(Raw records)
******************************
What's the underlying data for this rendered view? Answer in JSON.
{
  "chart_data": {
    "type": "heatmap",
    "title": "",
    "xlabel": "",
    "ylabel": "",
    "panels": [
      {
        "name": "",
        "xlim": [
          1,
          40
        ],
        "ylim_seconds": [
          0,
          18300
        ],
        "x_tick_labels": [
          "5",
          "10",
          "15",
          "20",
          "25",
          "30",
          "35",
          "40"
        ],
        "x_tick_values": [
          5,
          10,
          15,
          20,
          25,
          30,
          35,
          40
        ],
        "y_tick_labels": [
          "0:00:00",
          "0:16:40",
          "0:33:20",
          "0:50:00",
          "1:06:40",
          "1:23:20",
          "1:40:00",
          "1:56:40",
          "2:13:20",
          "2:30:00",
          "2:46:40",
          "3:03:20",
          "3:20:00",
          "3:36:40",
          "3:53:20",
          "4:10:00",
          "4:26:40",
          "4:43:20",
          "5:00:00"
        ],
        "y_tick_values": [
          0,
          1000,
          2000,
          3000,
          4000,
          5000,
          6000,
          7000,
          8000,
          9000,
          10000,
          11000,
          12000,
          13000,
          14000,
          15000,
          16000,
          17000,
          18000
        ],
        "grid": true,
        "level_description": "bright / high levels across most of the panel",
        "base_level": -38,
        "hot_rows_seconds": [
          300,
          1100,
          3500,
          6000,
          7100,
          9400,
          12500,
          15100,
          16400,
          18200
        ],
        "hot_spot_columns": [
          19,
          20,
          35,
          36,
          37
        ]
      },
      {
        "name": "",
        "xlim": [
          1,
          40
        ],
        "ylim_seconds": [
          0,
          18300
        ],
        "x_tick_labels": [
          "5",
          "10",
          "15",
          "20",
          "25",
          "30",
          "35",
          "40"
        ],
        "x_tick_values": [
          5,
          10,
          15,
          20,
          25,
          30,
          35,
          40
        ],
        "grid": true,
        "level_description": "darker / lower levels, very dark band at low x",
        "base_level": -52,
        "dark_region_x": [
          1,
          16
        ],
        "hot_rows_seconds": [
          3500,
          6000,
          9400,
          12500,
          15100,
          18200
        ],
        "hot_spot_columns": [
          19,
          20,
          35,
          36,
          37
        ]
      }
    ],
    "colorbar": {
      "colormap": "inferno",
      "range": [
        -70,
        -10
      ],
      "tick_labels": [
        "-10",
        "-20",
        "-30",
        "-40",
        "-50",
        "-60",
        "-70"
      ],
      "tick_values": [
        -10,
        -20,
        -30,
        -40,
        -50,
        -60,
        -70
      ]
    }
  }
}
******************************
> _Work required_: Every record above should be copied exactly.

> _Answer to the exercise_:
What's the underlying data for this rendered view? Answer in JSON.
{
  "chart_data": {
    "type": "heatmap",
    "title": "",
    "xlabel": "",
    "ylabel": "",
    "panels": [
      {
        "name": "",
        "xlim": [
          1,
          40
        ],
        "ylim_seconds": [
          0,
          18300
        ],
        "x_tick_labels": [
          "5",
          "10",
          "15",
          "20",
          "25",
          "30",
          "35",
          "40"
        ],
        "x_tick_values": [
          5,
          10,
          15,
          20,
          25,
          30,
          35,
          40
        ],
        "y_tick_labels": [
          "0:00:00",
          "0:16:40",
          "0:33:20",
          "0:50:00",
          "1:06:40",
          "1:23:20",
          "1:40:00",
          "1:56:40",
          "2:13:20",
          "2:30:00",
          "2:46:40",
          "3:03:20",
          "3:20:00",
          "3:36:40",
          "3:53:20",
          "4:10:00",
          "4:26:40",
          "4:43:20",
          "5:00:00"
        ],
        "y_tick_values": [
          0,
          1000,
          2000,
          3000,
          4000,
          5000,
          6000,
          7000,
          8000,
          9000,
          10000,
          11000,
          12000,
          13000,
          14000,
          15000,
          16000,
          17000,
          18000
        ],
        "grid": true,
        "level_description": "bright / high levels across most of the panel",
        "base_level": -38,
        "hot_rows_seconds": [
          300,
          1100,
          3500,
          6000,
          7100,
          9400,
          12500,
          15100,
          16400,
          18200
        ],
        "hot_spot_columns": [
          19,
          20,
          35,
          36,
          37
        ]
      },
      {
        "name": "",
        "xlim": [
          1,
          40
        ],
        "ylim_seconds": [
          0,
          18300
        ],
        "x_tick_labels": [
          "5",
          "10",
          "15",
          "20",
          "25",
          "30",
          "35",
          "40"
        ],
        "x_tick_values": [
          5,
          10,
          15,
          20,
          25,
          30,
          35,
          40
        ],
        "grid": true,
        "level_description": "darker / lower levels, very dark band at low x",
        "base_level": -52,
        "dark_region_x": [
          1,
          16
        ],
        "hot_rows_seconds": [
          3500,
          6000,
          9400,
          12500,
          15100,
          18200
        ],
        "hot_spot_columns": [
          19,
          20,
          35,
          36,
          37
        ]
      }
    ],
    "colorbar": {
      "colormap": "inferno",
      "range": [
        -70,
        -10
      ],
      "tick_labels": [
        "-10",
        "-20",
        "-30",
        "-40",
        "-50",
        "-60",
        "-70"
      ],
      "tick_values": [
        -10,
        -20,
        -30,
        -40,
        -50,
        -60,
        -70
      ]
    }
  }
}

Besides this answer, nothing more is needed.